Your objective — Show every line below where "ntdll" can be found.

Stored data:
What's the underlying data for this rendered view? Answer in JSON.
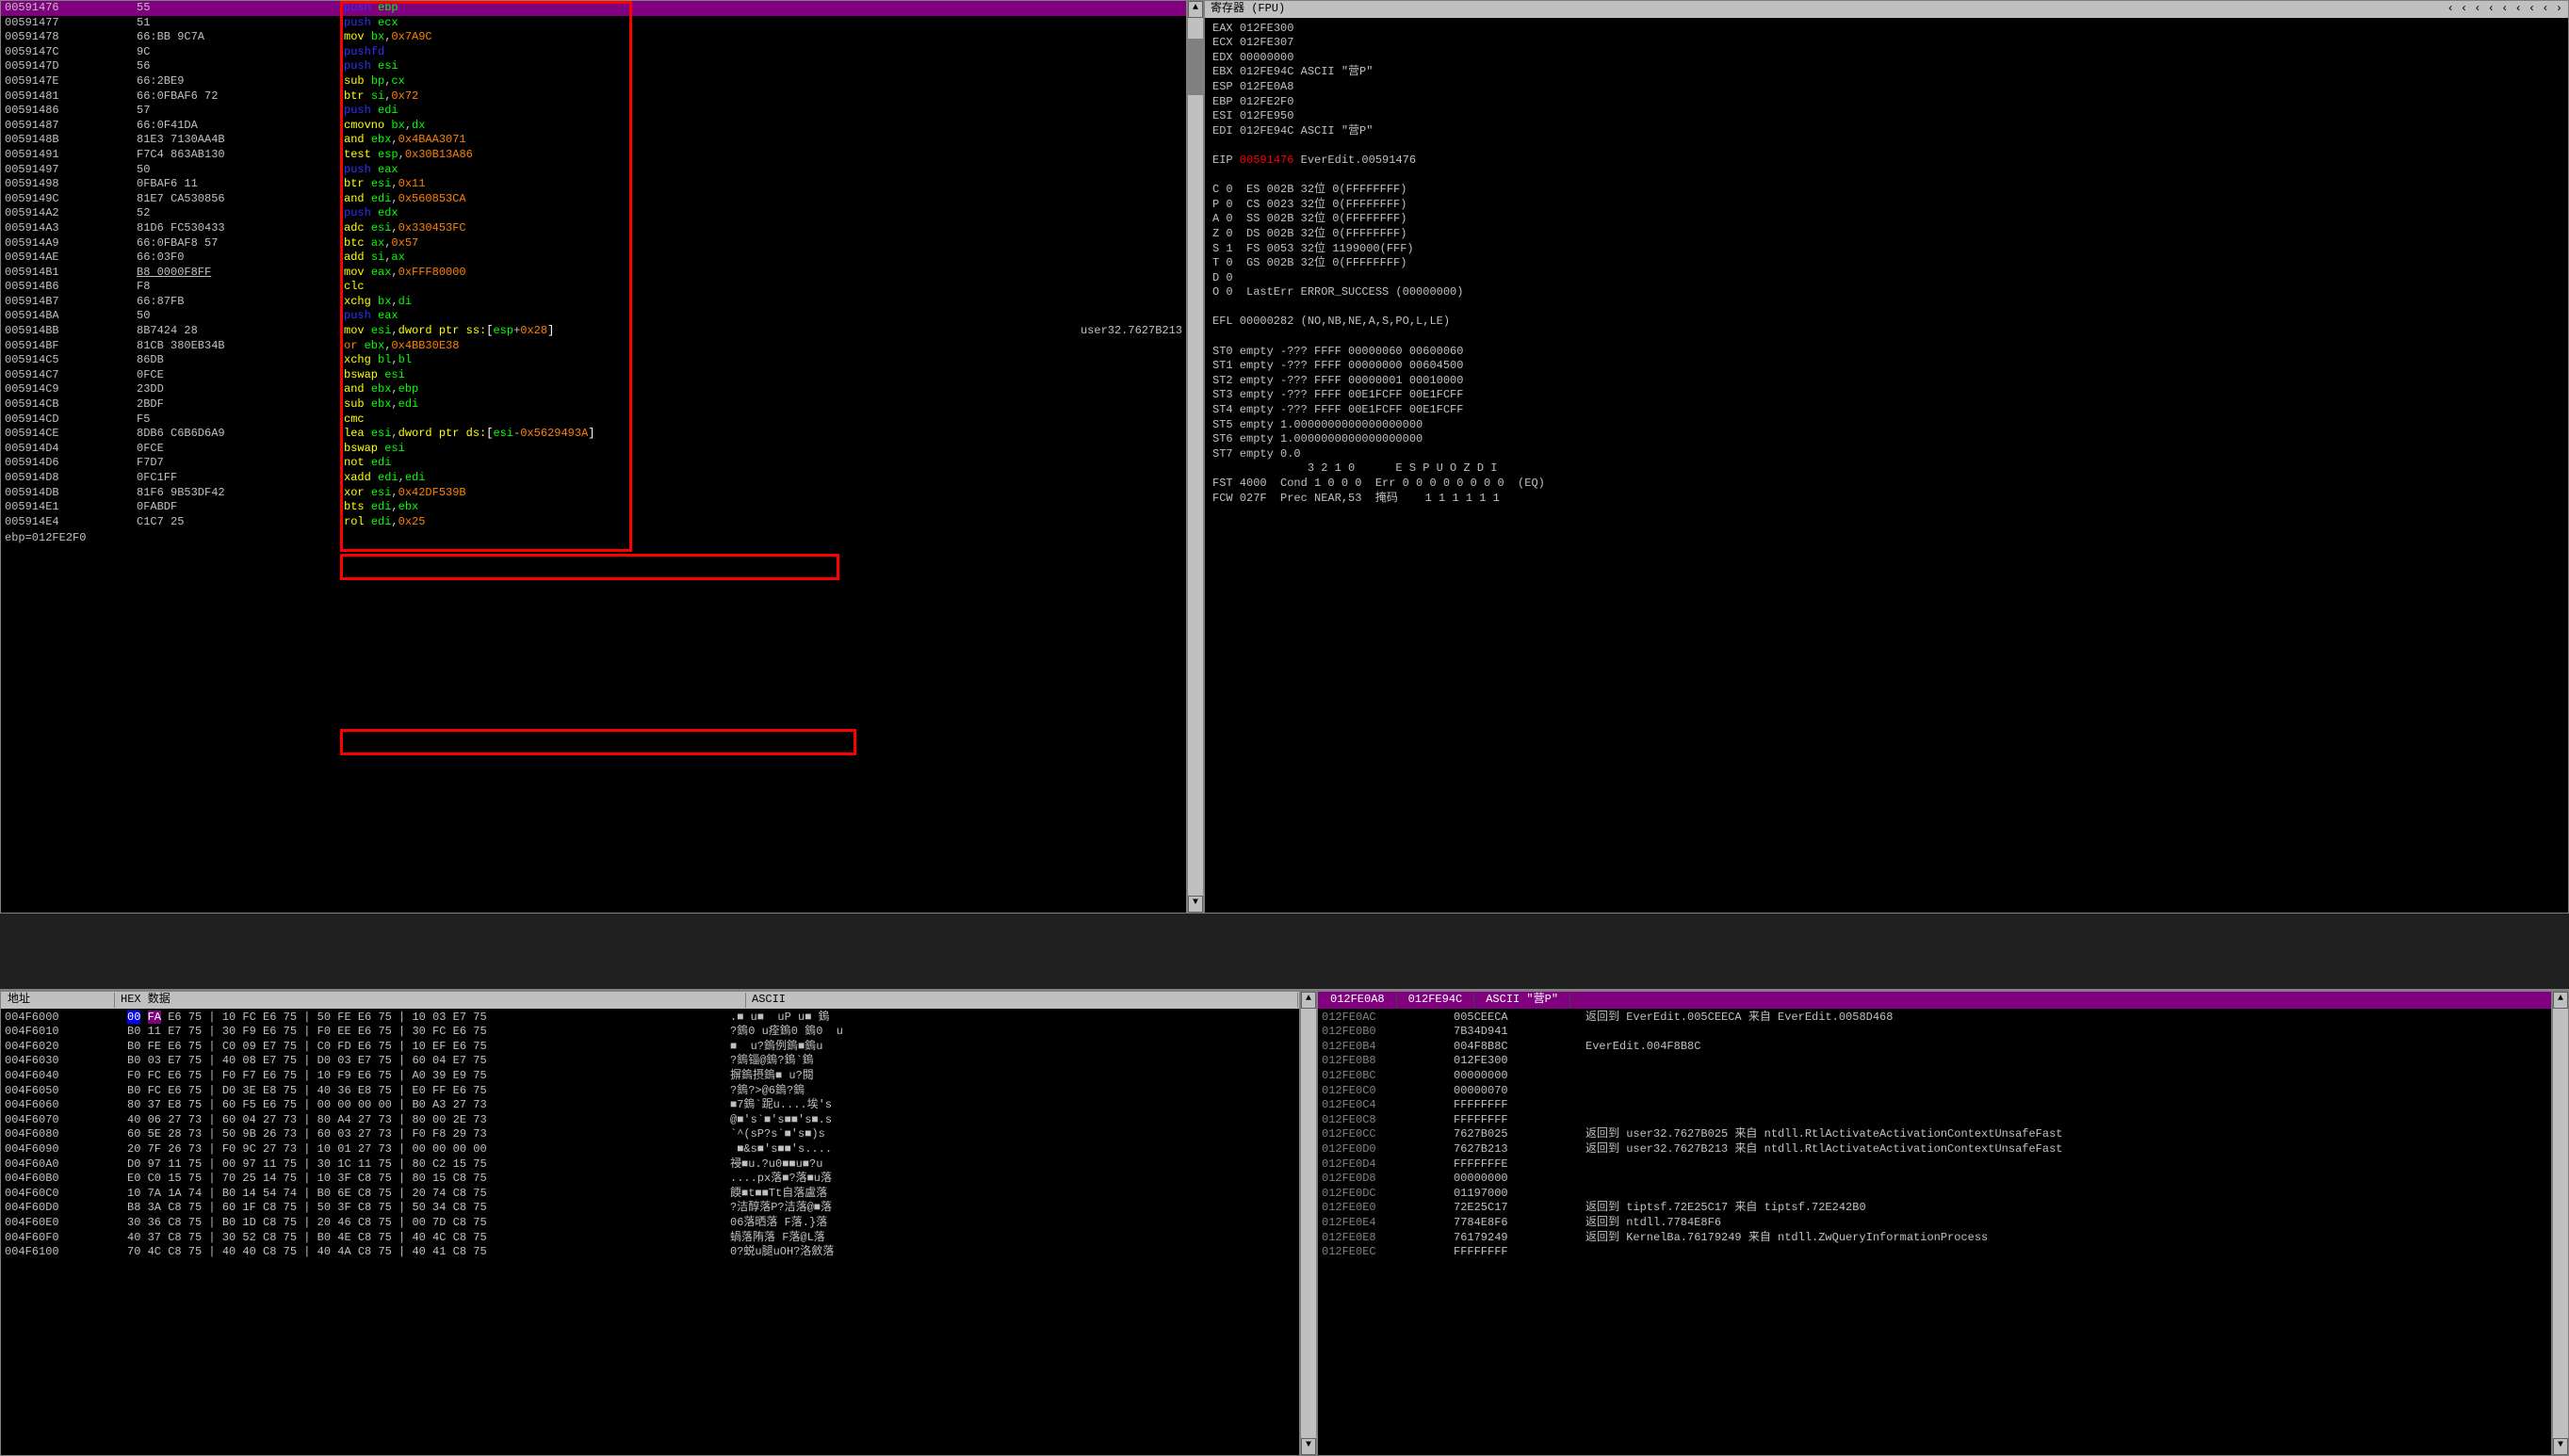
{
  "disasm": {
    "status": "ebp=012FE2F0",
    "comment_row_idx": 22,
    "comment_text": "user32.7627B213",
    "highlight_idx": 0,
    "redbox_small1_idx": 22,
    "redbox_small2_idx": 29,
    "rows": [
      {
        "addr": "00591476",
        "bytes": "55",
        "m": "push",
        "ops": "ebp",
        "cls": "push"
      },
      {
        "addr": "00591477",
        "bytes": "51",
        "m": "push",
        "ops": "ecx",
        "cls": "push"
      },
      {
        "addr": "00591478",
        "bytes": "66:BB 9C7A",
        "m": "mov",
        "ops": "bx,0x7A9C",
        "cls": "mov"
      },
      {
        "addr": "0059147C",
        "bytes": "9C",
        "m": "pushfd",
        "ops": "",
        "cls": "push"
      },
      {
        "addr": "0059147D",
        "bytes": "56",
        "m": "push",
        "ops": "esi",
        "cls": "push"
      },
      {
        "addr": "0059147E",
        "bytes": "66:2BE9",
        "m": "sub",
        "ops": "bp,cx",
        "cls": "def"
      },
      {
        "addr": "00591481",
        "bytes": "66:0FBAF6 72",
        "m": "btr",
        "ops": "si,0x72",
        "cls": "def"
      },
      {
        "addr": "00591486",
        "bytes": "57",
        "m": "push",
        "ops": "edi",
        "cls": "push"
      },
      {
        "addr": "00591487",
        "bytes": "66:0F41DA",
        "m": "cmovno",
        "ops": "bx,dx",
        "cls": "def"
      },
      {
        "addr": "0059148B",
        "bytes": "81E3 7130AA4B",
        "m": "and",
        "ops": "ebx,0x4BAA3071",
        "cls": "def"
      },
      {
        "addr": "00591491",
        "bytes": "F7C4 863AB130",
        "m": "test",
        "ops": "esp,0x30B13A86",
        "cls": "def"
      },
      {
        "addr": "00591497",
        "bytes": "50",
        "m": "push",
        "ops": "eax",
        "cls": "push"
      },
      {
        "addr": "00591498",
        "bytes": "0FBAF6 11",
        "m": "btr",
        "ops": "esi,0x11",
        "cls": "def"
      },
      {
        "addr": "0059149C",
        "bytes": "81E7 CA530856",
        "m": "and",
        "ops": "edi,0x560853CA",
        "cls": "def"
      },
      {
        "addr": "005914A2",
        "bytes": "52",
        "m": "push",
        "ops": "edx",
        "cls": "push"
      },
      {
        "addr": "005914A3",
        "bytes": "81D6 FC530433",
        "m": "adc",
        "ops": "esi,0x330453FC",
        "cls": "def"
      },
      {
        "addr": "005914A9",
        "bytes": "66:0FBAF8 57",
        "m": "btc",
        "ops": "ax,0x57",
        "cls": "def"
      },
      {
        "addr": "005914AE",
        "bytes": "66:03F0",
        "m": "add",
        "ops": "si,ax",
        "cls": "def"
      },
      {
        "addr": "005914B1",
        "bytes": "B8 0000F8FF",
        "m": "mov",
        "ops": "eax,0xFFF80000",
        "cls": "mov",
        "u": true
      },
      {
        "addr": "005914B6",
        "bytes": "F8",
        "m": "clc",
        "ops": "",
        "cls": "def"
      },
      {
        "addr": "005914B7",
        "bytes": "66:87FB",
        "m": "xchg",
        "ops": "bx,di",
        "cls": "def"
      },
      {
        "addr": "005914BA",
        "bytes": "50",
        "m": "push",
        "ops": "eax",
        "cls": "push"
      },
      {
        "addr": "005914BB",
        "bytes": "8B7424 28",
        "m": "mov",
        "ops": "esi,dword ptr ss:[esp+0x28]",
        "cls": "mov",
        "mem": true
      },
      {
        "addr": "005914BF",
        "bytes": "81CB 380EB34B",
        "m": "or",
        "ops": "ebx,0x4BB30E38",
        "cls": "or"
      },
      {
        "addr": "005914C5",
        "bytes": "86DB",
        "m": "xchg",
        "ops": "bl,bl",
        "cls": "def"
      },
      {
        "addr": "005914C7",
        "bytes": "0FCE",
        "m": "bswap",
        "ops": "esi",
        "cls": "def"
      },
      {
        "addr": "005914C9",
        "bytes": "23DD",
        "m": "and",
        "ops": "ebx,ebp",
        "cls": "def"
      },
      {
        "addr": "005914CB",
        "bytes": "2BDF",
        "m": "sub",
        "ops": "ebx,edi",
        "cls": "def"
      },
      {
        "addr": "005914CD",
        "bytes": "F5",
        "m": "cmc",
        "ops": "",
        "cls": "def"
      },
      {
        "addr": "005914CE",
        "bytes": "8DB6 C6B6D6A9",
        "m": "lea",
        "ops": "esi,dword ptr ds:[esi-0x5629493A]",
        "cls": "mov",
        "mem": true
      },
      {
        "addr": "005914D4",
        "bytes": "0FCE",
        "m": "bswap",
        "ops": "esi",
        "cls": "def"
      },
      {
        "addr": "005914D6",
        "bytes": "F7D7",
        "m": "not",
        "ops": "edi",
        "cls": "def"
      },
      {
        "addr": "005914D8",
        "bytes": "0FC1FF",
        "m": "xadd",
        "ops": "edi,edi",
        "cls": "def"
      },
      {
        "addr": "005914DB",
        "bytes": "81F6 9B53DF42",
        "m": "xor",
        "ops": "esi,0x42DF539B",
        "cls": "def"
      },
      {
        "addr": "005914E1",
        "bytes": "0FABDF",
        "m": "bts",
        "ops": "edi,ebx",
        "cls": "def"
      },
      {
        "addr": "005914E4",
        "bytes": "C1C7 25",
        "m": "rol",
        "ops": "edi,0x25",
        "cls": "def"
      }
    ]
  },
  "registers": {
    "title": "寄存器 (FPU)",
    "arrows": "‹     ‹     ‹     ‹     ‹     ‹     ‹     ‹     ›",
    "gpr": [
      {
        "name": "EAX",
        "val": "012FE300"
      },
      {
        "name": "ECX",
        "val": "012FE307"
      },
      {
        "name": "EDX",
        "val": "00000000"
      },
      {
        "name": "EBX",
        "val": "012FE94C",
        "extra": "ASCII \"营P\""
      },
      {
        "name": "ESP",
        "val": "012FE0A8"
      },
      {
        "name": "EBP",
        "val": "012FE2F0"
      },
      {
        "name": "ESI",
        "val": "012FE950"
      },
      {
        "name": "EDI",
        "val": "012FE94C",
        "extra": "ASCII \"营P\""
      }
    ],
    "eip": {
      "name": "EIP",
      "val": "00591476",
      "comment": "EverEdit.00591476"
    },
    "flags": [
      "C 0  ES 002B 32位 0(FFFFFFFF)",
      "P 0  CS 0023 32位 0(FFFFFFFF)",
      "A 0  SS 002B 32位 0(FFFFFFFF)",
      "Z 0  DS 002B 32位 0(FFFFFFFF)",
      "S 1  FS 0053 32位 1199000(FFF)",
      "T 0  GS 002B 32位 0(FFFFFFFF)",
      "D 0",
      "O 0  LastErr ERROR_SUCCESS (00000000)"
    ],
    "efl": "EFL 00000282 (NO,NB,NE,A,S,PO,L,LE)",
    "fpu": [
      "ST0 empty -??? FFFF 00000060 00600060",
      "ST1 empty -??? FFFF 00000000 00604500",
      "ST2 empty -??? FFFF 00000001 00010000",
      "ST3 empty -??? FFFF 00E1FCFF 00E1FCFF",
      "ST4 empty -??? FFFF 00E1FCFF 00E1FCFF",
      "ST5 empty 1.0000000000000000000",
      "ST6 empty 1.0000000000000000000",
      "ST7 empty 0.0"
    ],
    "fpu_status": [
      "              3 2 1 0      E S P U O Z D I",
      "FST 4000  Cond 1 0 0 0  Err 0 0 0 0 0 0 0 0  (EQ)",
      "FCW 027F  Prec NEAR,53  掩码    1 1 1 1 1 1"
    ]
  },
  "hex": {
    "h1": "地址",
    "h2": "HEX 数据",
    "h3": "ASCII",
    "rows": [
      {
        "a": "004F6000",
        "b": "00 FA E6 75 | 10 FC E6 75 | 50 FE E6 75 | 10 03 E7 75",
        "t": ".■ u■  uP u■ 鎢",
        "hl": "FA"
      },
      {
        "a": "004F6010",
        "b": "B0 11 E7 75 | 30 F9 E6 75 | F0 EE E6 75 | 30 FC E6 75",
        "t": "?鎢0 u痊鎢0 鎢0  u"
      },
      {
        "a": "004F6020",
        "b": "B0 FE E6 75 | C0 09 E7 75 | C0 FD E6 75 | 10 EF E6 75",
        "t": "■  u?鎢例鎢■鎢u"
      },
      {
        "a": "004F6030",
        "b": "B0 03 E7 75 | 40 08 E7 75 | D0 03 E7 75 | 60 04 E7 75",
        "t": "?鎢锱@鎢?鎢`鎢"
      },
      {
        "a": "004F6040",
        "b": "F0 FC E6 75 | F0 F7 E6 75 | 10 F9 E6 75 | A0 39 E9 75",
        "t": "摒鎢摂鎢■ u?閱"
      },
      {
        "a": "004F6050",
        "b": "B0 FC E6 75 | D0 3E E8 75 | 40 36 E8 75 | E0 FF E6 75",
        "t": "?鎢?>@6鎢?鎢"
      },
      {
        "a": "004F6060",
        "b": "80 37 E8 75 | 60 F5 E6 75 | 00 00 00 00 | B0 A3 27 73",
        "t": "■7鎢`跜u....埃's"
      },
      {
        "a": "004F6070",
        "b": "40 06 27 73 | 60 04 27 73 | 80 A4 27 73 | 80 00 2E 73",
        "t": "@■'s`■'s■■'s■.s"
      },
      {
        "a": "004F6080",
        "b": "60 5E 28 73 | 50 9B 26 73 | 60 03 27 73 | F0 F8 29 73",
        "t": "`^(sP?s`■'s■)s"
      },
      {
        "a": "004F6090",
        "b": "20 7F 26 73 | F0 9C 27 73 | 10 01 27 73 | 00 00 00 00",
        "t": " ■&s■'s■■'s...."
      },
      {
        "a": "004F60A0",
        "b": "D0 97 11 75 | 00 97 11 75 | 30 1C 11 75 | 80 C2 15 75",
        "t": "祲■u.?u0■■u■?u"
      },
      {
        "a": "004F60B0",
        "b": "E0 C0 15 75 | 70 25 14 75 | 10 3F C8 75 | 80 15 C8 75",
        "t": "....px落■?落■u落"
      },
      {
        "a": "004F60C0",
        "b": "10 7A 1A 74 | B0 14 54 74 | B0 6E C8 75 | 20 74 C8 75",
        "t": "餪■t■■Tt自落盧落"
      },
      {
        "a": "004F60D0",
        "b": "B8 3A C8 75 | 60 1F C8 75 | 50 3F C8 75 | 50 34 C8 75",
        "t": "?洁醇落P?洁落@■落"
      },
      {
        "a": "004F60E0",
        "b": "30 36 C8 75 | B0 1D C8 75 | 20 46 C8 75 | 00 7D C8 75",
        "t": "06落晒落 F落.}落"
      },
      {
        "a": "004F60F0",
        "b": "40 37 C8 75 | 30 52 C8 75 | B0 4E C8 75 | 40 4C C8 75",
        "t": "蝸落陏落 F落@L落"
      },
      {
        "a": "004F6100",
        "b": "70 4C C8 75 | 40 40 C8 75 | 40 4A C8 75 | 40 41 C8 75",
        "t": "0?蜕u腿uOH?洛斂落"
      }
    ]
  },
  "stack": {
    "header": [
      "012FE0A8",
      "012FE94C",
      "ASCII \"营P\""
    ],
    "rows": [
      {
        "a": "012FE0AC",
        "v": "005CEECA",
        "c": "返回到 EverEdit.005CEECA 来自 EverEdit.0058D468"
      },
      {
        "a": "012FE0B0",
        "v": "7B34D941",
        "c": ""
      },
      {
        "a": "012FE0B4",
        "v": "004F8B8C",
        "c": "EverEdit.004F8B8C"
      },
      {
        "a": "012FE0B8",
        "v": "012FE300",
        "c": ""
      },
      {
        "a": "012FE0BC",
        "v": "00000000",
        "c": ""
      },
      {
        "a": "012FE0C0",
        "v": "00000070",
        "c": ""
      },
      {
        "a": "012FE0C4",
        "v": "FFFFFFFF",
        "c": ""
      },
      {
        "a": "012FE0C8",
        "v": "FFFFFFFF",
        "c": ""
      },
      {
        "a": "012FE0CC",
        "v": "7627B025",
        "c": "返回到 user32.7627B025 来自 ntdll.RtlActivateActivationContextUnsafeFast"
      },
      {
        "a": "012FE0D0",
        "v": "7627B213",
        "c": "返回到 user32.7627B213 来自 ntdll.RtlActivateActivationContextUnsafeFast"
      },
      {
        "a": "012FE0D4",
        "v": "FFFFFFFE",
        "c": ""
      },
      {
        "a": "012FE0D8",
        "v": "00000000",
        "c": ""
      },
      {
        "a": "012FE0DC",
        "v": "01197000",
        "c": ""
      },
      {
        "a": "012FE0E0",
        "v": "72E25C17",
        "c": "返回到 tiptsf.72E25C17 来自 tiptsf.72E242B0"
      },
      {
        "a": "012FE0E4",
        "v": "7784E8F6",
        "c": "返回到 ntdll.7784E8F6"
      },
      {
        "a": "012FE0E8",
        "v": "76179249",
        "c": "返回到 KernelBa.76179249 来自 ntdll.ZwQueryInformationProcess"
      },
      {
        "a": "012FE0EC",
        "v": "FFFFFFFF",
        "c": ""
      }
    ]
  }
}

Answer to the exercise —
        "c": "返回到 user32.7627B025 来自 ntdll.RtlActivateActivationContextUnsafeFast"
        "c": "返回到 user32.7627B213 来自 ntdll.RtlActivateActivationContextUnsafeFast"
        "c": "返回到 ntdll.7784E8F6"
        "c": "返回到 KernelBa.76179249 来自 ntdll.ZwQueryInformationProcess"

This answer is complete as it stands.